● **Data records**:
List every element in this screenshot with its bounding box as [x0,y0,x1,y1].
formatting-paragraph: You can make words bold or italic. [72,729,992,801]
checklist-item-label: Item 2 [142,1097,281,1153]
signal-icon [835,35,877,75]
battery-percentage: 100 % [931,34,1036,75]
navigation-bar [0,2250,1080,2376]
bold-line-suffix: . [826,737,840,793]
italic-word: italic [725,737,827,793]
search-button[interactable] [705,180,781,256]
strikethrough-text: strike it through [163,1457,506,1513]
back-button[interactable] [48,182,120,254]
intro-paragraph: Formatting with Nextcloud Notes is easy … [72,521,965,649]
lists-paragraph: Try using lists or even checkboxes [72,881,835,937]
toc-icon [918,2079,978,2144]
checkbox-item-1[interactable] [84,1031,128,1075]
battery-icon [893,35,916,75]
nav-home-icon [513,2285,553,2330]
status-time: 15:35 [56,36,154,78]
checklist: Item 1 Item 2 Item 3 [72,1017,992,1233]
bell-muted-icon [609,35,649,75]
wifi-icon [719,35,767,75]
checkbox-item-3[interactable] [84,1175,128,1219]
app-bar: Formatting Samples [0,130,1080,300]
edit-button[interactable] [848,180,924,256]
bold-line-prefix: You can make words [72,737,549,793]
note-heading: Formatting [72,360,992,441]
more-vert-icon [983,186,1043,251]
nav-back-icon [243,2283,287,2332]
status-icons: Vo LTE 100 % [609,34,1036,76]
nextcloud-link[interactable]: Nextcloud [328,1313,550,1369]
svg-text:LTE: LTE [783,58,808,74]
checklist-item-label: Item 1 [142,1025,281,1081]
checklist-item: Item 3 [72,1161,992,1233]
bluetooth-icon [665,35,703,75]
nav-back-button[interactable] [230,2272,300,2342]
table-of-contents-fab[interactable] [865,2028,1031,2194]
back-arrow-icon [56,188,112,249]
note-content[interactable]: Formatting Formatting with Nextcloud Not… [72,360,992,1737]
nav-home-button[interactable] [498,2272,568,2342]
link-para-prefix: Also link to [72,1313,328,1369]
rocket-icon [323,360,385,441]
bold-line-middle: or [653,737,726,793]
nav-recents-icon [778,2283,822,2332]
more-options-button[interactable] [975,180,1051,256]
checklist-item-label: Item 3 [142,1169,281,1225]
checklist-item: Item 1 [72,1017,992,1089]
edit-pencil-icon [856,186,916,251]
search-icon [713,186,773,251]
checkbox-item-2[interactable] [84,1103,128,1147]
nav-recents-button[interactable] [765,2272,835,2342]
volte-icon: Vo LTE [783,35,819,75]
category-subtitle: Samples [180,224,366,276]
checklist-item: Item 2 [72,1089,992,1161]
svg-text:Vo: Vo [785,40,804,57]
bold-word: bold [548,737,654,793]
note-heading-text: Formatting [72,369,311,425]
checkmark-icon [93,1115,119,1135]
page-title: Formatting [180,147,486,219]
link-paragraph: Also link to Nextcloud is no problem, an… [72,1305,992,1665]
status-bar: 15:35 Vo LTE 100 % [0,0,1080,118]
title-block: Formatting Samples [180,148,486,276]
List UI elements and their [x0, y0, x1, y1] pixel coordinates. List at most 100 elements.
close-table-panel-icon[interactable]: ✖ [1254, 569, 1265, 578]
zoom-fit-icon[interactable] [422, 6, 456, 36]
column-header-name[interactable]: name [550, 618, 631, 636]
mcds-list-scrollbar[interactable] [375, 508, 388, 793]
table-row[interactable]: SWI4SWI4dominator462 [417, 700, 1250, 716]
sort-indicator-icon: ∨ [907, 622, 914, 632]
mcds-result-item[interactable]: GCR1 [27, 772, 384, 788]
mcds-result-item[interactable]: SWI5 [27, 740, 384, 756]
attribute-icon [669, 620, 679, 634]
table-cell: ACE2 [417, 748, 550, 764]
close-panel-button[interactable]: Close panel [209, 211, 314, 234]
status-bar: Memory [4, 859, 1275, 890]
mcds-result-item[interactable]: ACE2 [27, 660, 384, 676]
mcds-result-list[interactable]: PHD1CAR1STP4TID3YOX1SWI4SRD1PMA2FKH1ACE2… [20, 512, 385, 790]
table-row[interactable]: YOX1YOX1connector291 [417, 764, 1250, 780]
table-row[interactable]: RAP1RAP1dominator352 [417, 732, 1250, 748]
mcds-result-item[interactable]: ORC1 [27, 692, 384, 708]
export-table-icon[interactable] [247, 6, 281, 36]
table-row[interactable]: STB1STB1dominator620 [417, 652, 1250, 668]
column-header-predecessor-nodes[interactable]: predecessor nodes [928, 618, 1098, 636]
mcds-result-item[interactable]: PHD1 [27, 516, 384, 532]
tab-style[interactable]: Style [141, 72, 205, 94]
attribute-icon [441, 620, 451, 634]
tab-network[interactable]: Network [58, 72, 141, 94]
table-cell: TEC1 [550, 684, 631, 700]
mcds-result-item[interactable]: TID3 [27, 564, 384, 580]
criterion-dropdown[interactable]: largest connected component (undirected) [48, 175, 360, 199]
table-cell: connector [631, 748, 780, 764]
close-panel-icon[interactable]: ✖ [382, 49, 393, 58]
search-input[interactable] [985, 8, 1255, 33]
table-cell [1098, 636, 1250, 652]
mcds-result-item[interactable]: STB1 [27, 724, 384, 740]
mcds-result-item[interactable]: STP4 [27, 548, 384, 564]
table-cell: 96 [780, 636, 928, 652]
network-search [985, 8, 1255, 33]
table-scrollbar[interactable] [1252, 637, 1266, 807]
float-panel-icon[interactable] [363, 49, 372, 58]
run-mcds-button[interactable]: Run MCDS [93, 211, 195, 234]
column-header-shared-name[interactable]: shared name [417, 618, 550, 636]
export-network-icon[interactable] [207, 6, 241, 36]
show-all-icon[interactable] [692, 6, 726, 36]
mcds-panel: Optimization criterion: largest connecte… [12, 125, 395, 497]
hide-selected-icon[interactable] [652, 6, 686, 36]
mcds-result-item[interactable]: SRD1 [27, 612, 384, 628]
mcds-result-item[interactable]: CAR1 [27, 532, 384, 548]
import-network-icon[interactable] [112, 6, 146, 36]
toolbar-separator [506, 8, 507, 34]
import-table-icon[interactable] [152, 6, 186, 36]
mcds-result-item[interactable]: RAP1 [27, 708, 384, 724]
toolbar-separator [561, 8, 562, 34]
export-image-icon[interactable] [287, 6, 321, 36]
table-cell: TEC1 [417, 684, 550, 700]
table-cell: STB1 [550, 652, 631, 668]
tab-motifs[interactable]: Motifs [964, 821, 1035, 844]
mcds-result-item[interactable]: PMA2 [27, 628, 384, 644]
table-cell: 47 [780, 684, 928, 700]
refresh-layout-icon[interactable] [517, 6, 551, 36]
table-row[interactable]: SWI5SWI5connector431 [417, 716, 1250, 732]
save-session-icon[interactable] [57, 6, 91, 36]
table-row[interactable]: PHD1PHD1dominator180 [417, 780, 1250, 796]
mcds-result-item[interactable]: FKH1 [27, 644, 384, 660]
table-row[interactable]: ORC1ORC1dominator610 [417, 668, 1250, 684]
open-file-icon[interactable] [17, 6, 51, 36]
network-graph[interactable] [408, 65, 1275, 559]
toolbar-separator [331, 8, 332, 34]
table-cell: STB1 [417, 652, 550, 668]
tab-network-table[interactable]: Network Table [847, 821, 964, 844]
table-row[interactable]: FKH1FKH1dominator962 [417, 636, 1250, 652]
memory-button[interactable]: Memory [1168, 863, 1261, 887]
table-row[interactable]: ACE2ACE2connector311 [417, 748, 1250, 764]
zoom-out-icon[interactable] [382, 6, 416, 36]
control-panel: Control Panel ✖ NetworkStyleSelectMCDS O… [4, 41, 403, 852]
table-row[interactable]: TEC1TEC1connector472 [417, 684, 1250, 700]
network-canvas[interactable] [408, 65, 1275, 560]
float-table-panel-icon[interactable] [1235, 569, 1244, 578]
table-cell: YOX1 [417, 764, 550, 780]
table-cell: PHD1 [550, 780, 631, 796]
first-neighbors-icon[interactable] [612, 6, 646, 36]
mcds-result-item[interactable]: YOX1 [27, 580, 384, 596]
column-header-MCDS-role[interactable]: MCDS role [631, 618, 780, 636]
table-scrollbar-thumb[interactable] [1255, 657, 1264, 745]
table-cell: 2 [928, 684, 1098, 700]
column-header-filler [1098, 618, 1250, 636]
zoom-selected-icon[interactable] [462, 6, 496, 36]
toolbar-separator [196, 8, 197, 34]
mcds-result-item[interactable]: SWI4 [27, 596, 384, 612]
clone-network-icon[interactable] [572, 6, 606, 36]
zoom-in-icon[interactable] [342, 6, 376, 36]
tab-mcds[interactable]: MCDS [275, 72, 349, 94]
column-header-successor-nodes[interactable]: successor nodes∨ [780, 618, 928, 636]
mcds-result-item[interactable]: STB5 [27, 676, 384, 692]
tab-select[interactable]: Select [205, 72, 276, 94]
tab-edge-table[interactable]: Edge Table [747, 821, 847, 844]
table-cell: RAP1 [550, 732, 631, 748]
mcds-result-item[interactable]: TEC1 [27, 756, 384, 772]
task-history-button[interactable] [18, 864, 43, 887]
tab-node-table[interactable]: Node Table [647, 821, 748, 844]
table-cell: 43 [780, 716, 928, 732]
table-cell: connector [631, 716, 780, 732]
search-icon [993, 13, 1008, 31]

● **What the task requires**: Output the lines from the first one through the line with "signal-icon [835,35,877,75]" as a numbered list, leaving out any blank lines.

● **Response below**:
1. List every element in this screenshot with its bounding box as [x0,y0,x1,y1].
2. formatting-paragraph: You can make words bold or italic. [72,729,992,801]
3. checklist-item-label: Item 2 [142,1097,281,1153]
4. signal-icon [835,35,877,75]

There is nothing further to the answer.